#### [Short task]
Print the complete set of entries exactly.
* BEGIN *
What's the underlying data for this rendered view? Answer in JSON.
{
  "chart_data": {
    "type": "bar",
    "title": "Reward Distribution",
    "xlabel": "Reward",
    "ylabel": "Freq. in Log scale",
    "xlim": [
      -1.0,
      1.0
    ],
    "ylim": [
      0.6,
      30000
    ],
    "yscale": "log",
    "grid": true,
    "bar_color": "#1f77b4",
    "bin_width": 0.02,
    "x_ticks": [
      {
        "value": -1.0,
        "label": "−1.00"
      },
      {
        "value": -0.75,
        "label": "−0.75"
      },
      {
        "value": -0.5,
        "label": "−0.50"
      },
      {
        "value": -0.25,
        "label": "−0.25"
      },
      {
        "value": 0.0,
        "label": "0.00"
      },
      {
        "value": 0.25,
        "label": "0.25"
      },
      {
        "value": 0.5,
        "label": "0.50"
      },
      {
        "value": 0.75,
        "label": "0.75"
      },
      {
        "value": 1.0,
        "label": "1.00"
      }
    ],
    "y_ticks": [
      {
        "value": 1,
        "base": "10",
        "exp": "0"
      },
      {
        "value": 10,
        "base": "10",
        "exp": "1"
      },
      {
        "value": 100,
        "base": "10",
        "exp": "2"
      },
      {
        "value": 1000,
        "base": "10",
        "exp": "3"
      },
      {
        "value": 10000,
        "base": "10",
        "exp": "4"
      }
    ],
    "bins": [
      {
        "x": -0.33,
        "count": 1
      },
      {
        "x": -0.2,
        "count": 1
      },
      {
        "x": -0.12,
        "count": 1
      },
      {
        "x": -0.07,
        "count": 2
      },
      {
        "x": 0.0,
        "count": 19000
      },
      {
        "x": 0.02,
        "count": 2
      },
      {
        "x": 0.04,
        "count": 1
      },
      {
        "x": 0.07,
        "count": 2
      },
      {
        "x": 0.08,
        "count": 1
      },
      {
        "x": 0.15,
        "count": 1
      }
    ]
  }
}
* END *
#### [Final result]
What's the underlying data for this rendered view? Answer in JSON.
{
  "chart_data": {
    "type": "bar",
    "title": "Reward Distribution",
    "xlabel": "Reward",
    "ylabel": "Freq. in Log scale",
    "xlim": [
      -1.0,
      1.0
    ],
    "ylim": [
      0.6,
      30000
    ],
    "yscale": "log",
    "grid": true,
    "bar_color": "#1f77b4",
    "bin_width": 0.02,
    "x_ticks": [
      {
        "value": -1.0,
        "label": "−1.00"
      },
      {
        "value": -0.75,
        "label": "−0.75"
      },
      {
        "value": -0.5,
        "label": "−0.50"
      },
      {
        "value": -0.25,
        "label": "−0.25"
      },
      {
        "value": 0.0,
        "label": "0.00"
      },
      {
        "value": 0.25,
        "label": "0.25"
      },
      {
        "value": 0.5,
        "label": "0.50"
      },
      {
        "value": 0.75,
        "label": "0.75"
      },
      {
        "value": 1.0,
        "label": "1.00"
      }
    ],
    "y_ticks": [
      {
        "value": 1,
        "base": "10",
        "exp": "0"
      },
      {
        "value": 10,
        "base": "10",
        "exp": "1"
      },
      {
        "value": 100,
        "base": "10",
        "exp": "2"
      },
      {
        "value": 1000,
        "base": "10",
        "exp": "3"
      },
      {
        "value": 10000,
        "base": "10",
        "exp": "4"
      }
    ],
    "bins": [
      {
        "x": -0.33,
        "count": 1
      },
      {
        "x": -0.2,
        "count": 1
      },
      {
        "x": -0.12,
        "count": 1
      },
      {
        "x": -0.07,
        "count": 2
      },
      {
        "x": 0.0,
        "count": 19000
      },
      {
        "x": 0.02,
        "count": 2
      },
      {
        "x": 0.04,
        "count": 1
      },
      {
        "x": 0.07,
        "count": 2
      },
      {
        "x": 0.08,
        "count": 1
      },
      {
        "x": 0.15,
        "count": 1
      }
    ]
  }
}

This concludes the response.